» **READING PASSAGE**
──────

I forgot to attached my photography article.
George
PHOTOGRAPHING METEORS
by: George J. Zay
Revised: August 1996
Photographing meteors involves a great deal of luck for the most part. In
turn, the results have the potential for producing the most accurate data.
There are a few things you can actively do to improve your chances at
photographically capturing a meteor. I'm going to try to summarize things to
do, rather than try to explain the reasons.
# PURPOSE
1) Enjoyment - This usually involves nothing more than mounting a camera
onto a tripod, opening it's shutter with a cable release for an extended
period of time and hoping for the best. Data about the meteor seldom goes
beyond noting it's brightness. The intention here is simply to catch a
meteor and hopefully add some composition as well.
2) Scientific - Photographing meteors for scientific purposes also garnishes
a measure of enjoyment...at least the satisfaction of accomplishment. What
can be gained are accurate radiant determinations, meteor durations,
velocities and approximate magnitudes. Also orbits can be figured by the
mathematically gifted for meteors that were photographed by two different
cameras separated by at least 25 to 50 miles.
# EQUIPMENT
What you basically need is a good sturdy tripod, camera with a normal to 28
mm lens, appropriately fast film and a lot of patience.
1) CAMERA - I recommend the standard 35 mm camera. But make sure that the
camera's shutter is not electronically controlled. Time exposures can give
you a dead battery in a couple hours or less. I have two preferances for
lenses. They are a 28mm lens with an f/stop of 2.8 and a 50mm lens with an
f/stop of 1.8 .
a) PROS AND CONS - A 50 mm f/1.8 lens catches meteors of 0 mag or brighter
quite well...when they cross the camera's field of view. That is the
problem. A 50 mm lens field of view is rather small. Quite often you may
only get part of the meteor. On the other hand, a 28 mm lens has a wider
field of view. You increase the odds of a meteor crossing your
camera's field. But, you also made it so that in order for your camera to
capture a meteor, the meteor must be brighter. I find meteors to be
captured with a 28mm lens generally have to be in the -2 magnitude range.
This may vary slightly, dependent upon the meteor's velocity and angle of sky
your camera is aimed. Some folks use a fish eye lens to cover all the sky.

──────

» **DATA ROWS**
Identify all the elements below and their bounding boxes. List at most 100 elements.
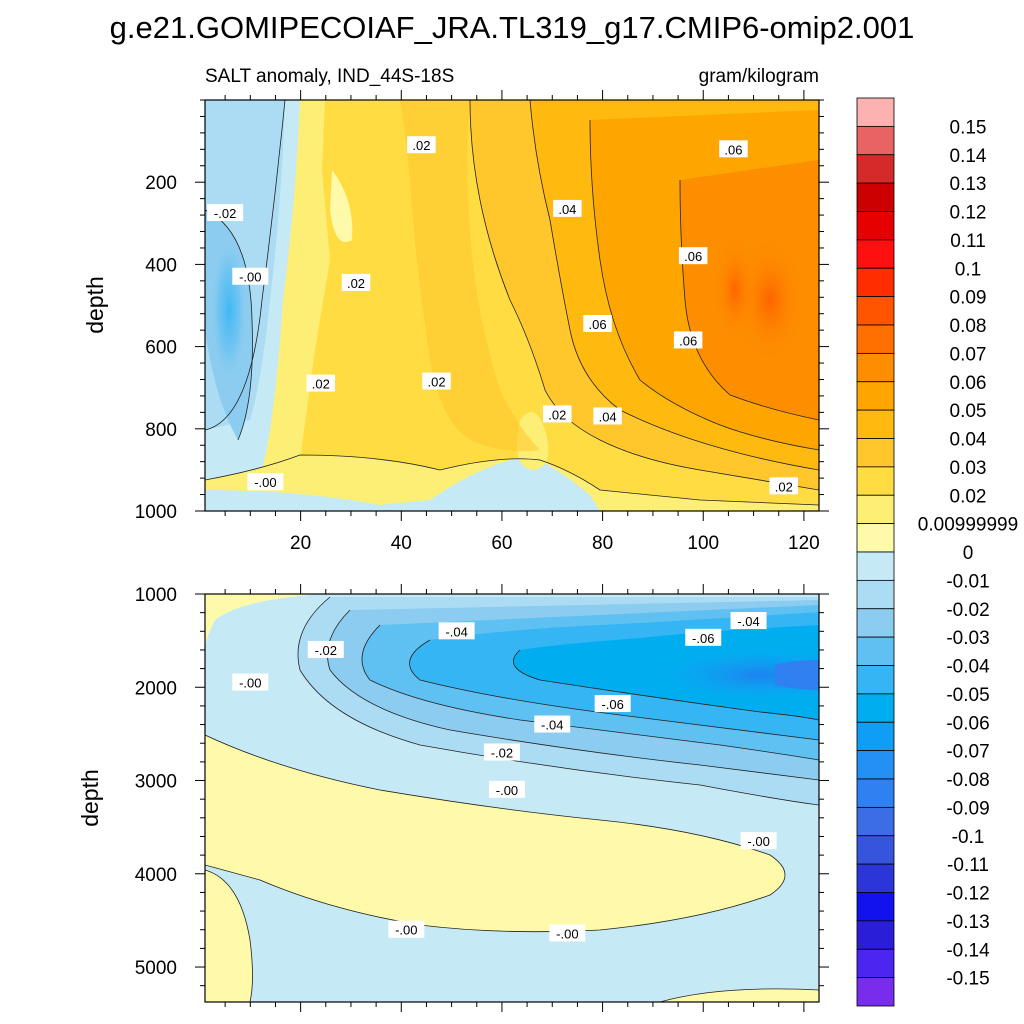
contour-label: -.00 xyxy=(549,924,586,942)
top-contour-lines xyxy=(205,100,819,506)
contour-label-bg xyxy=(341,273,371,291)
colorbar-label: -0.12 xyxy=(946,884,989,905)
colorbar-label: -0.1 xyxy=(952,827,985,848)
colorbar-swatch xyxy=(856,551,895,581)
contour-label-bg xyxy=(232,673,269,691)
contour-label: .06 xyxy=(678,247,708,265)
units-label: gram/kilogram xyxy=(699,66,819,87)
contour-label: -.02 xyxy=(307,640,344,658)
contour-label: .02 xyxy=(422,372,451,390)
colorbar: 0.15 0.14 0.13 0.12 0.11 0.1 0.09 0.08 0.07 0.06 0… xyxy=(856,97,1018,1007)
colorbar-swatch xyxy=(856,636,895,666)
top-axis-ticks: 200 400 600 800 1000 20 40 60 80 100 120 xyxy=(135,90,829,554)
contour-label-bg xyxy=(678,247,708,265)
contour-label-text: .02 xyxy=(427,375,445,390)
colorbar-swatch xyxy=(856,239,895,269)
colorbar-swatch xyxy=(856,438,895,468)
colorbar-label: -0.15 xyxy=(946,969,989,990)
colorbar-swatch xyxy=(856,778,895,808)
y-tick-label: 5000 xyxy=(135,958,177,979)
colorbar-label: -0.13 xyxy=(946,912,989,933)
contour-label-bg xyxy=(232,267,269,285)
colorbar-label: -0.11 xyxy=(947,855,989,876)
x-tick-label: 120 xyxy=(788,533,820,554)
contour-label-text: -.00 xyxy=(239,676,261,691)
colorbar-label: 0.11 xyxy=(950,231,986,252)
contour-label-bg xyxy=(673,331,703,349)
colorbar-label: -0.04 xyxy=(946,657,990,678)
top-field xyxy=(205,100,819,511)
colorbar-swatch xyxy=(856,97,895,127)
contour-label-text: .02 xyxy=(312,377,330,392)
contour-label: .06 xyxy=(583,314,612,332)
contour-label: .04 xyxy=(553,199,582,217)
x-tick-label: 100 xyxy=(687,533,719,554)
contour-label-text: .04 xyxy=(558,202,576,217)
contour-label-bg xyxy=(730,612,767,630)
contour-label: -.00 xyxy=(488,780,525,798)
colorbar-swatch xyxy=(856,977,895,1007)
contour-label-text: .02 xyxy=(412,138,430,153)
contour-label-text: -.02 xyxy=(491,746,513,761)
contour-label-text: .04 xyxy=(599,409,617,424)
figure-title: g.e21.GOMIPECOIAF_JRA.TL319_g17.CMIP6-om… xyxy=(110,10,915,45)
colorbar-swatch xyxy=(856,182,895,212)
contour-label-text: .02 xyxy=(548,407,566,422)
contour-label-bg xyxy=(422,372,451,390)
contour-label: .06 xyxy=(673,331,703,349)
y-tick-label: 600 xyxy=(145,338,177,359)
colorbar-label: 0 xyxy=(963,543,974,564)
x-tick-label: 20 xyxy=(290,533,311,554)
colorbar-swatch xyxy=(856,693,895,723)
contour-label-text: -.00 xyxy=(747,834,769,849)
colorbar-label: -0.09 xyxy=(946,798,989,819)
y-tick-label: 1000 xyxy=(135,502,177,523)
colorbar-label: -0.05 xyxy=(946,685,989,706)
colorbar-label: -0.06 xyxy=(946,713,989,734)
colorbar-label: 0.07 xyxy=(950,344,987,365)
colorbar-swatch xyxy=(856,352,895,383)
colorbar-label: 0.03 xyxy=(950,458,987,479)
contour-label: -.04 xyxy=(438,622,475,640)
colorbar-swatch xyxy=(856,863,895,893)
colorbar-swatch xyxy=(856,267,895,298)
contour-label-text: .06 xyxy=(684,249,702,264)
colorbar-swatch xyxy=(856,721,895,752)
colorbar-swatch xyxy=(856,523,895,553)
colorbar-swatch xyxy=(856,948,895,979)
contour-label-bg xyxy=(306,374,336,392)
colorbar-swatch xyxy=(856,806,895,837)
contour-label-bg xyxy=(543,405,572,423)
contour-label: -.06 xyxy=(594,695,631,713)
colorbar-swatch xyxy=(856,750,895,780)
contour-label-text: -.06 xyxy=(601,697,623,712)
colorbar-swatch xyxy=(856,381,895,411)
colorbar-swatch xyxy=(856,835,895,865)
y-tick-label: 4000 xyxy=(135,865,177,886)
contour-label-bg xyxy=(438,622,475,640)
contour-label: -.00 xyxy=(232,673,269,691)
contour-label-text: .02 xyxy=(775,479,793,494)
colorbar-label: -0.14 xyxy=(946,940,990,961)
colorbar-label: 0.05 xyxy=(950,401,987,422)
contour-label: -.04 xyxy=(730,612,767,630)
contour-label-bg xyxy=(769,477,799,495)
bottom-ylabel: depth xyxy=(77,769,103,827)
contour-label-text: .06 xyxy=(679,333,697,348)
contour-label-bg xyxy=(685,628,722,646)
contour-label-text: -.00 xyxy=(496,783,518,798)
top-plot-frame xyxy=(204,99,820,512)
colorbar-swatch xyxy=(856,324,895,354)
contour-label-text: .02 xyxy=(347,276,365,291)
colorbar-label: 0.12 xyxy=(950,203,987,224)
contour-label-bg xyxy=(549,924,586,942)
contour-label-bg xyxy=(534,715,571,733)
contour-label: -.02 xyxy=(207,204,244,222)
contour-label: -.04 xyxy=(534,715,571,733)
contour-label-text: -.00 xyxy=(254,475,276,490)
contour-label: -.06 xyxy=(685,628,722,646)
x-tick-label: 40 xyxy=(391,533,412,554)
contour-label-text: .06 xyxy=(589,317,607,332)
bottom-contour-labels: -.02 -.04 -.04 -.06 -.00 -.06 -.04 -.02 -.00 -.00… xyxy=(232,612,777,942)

──────

» **SET PROBLEM 1**
From the meteor photography article, reproduce word for word the passage between "1) CAMERA - I" and "-2 magnitude range.", inclusive.
» **SET PROBLEM 2**
Answer these questions from the meteor photography article:
(a) How far apart must two cameras be for meteor orbits to be figured from their photographs?
(b) What f/stop does the preferred 50mm lens have?
(c) In what magnitude range do meteors generally need to be to be captured with a 28mm lens?

» **EXPECTED ANSWER 1**
1) CAMERA - I recommend the standard 35 mm camera. But make sure that the
camera's shutter is not electronically controlled. Time exposures can give
you a dead battery in a couple hours or less. I have two preferances for
lenses. They are a 28mm lens with an f/stop of 2.8 and a 50mm lens with an
f/stop of 1.8 .
a) PROS AND CONS - A 50 mm f/1.8 lens catches meteors of 0 mag or brighter
quite well...when they cross the camera's field of view. That is the
problem. A 50 mm lens field of view is rather small. Quite often you may
only get part of the meteor. On the other hand, a 28 mm lens has a wider
field of view. You increase the odds of a meteor crossing your
camera's field. But, you also made it so that in order for your camera to
capture a meteor, the meteor must be brighter. I find meteors to be
captured with a 28mm lens generally have to be in the -2 magnitude range.

» **EXPECTED ANSWER 2**
(a) At least 25 to 50 miles.
(b) f/1.8.
(c) The -2 magnitude range.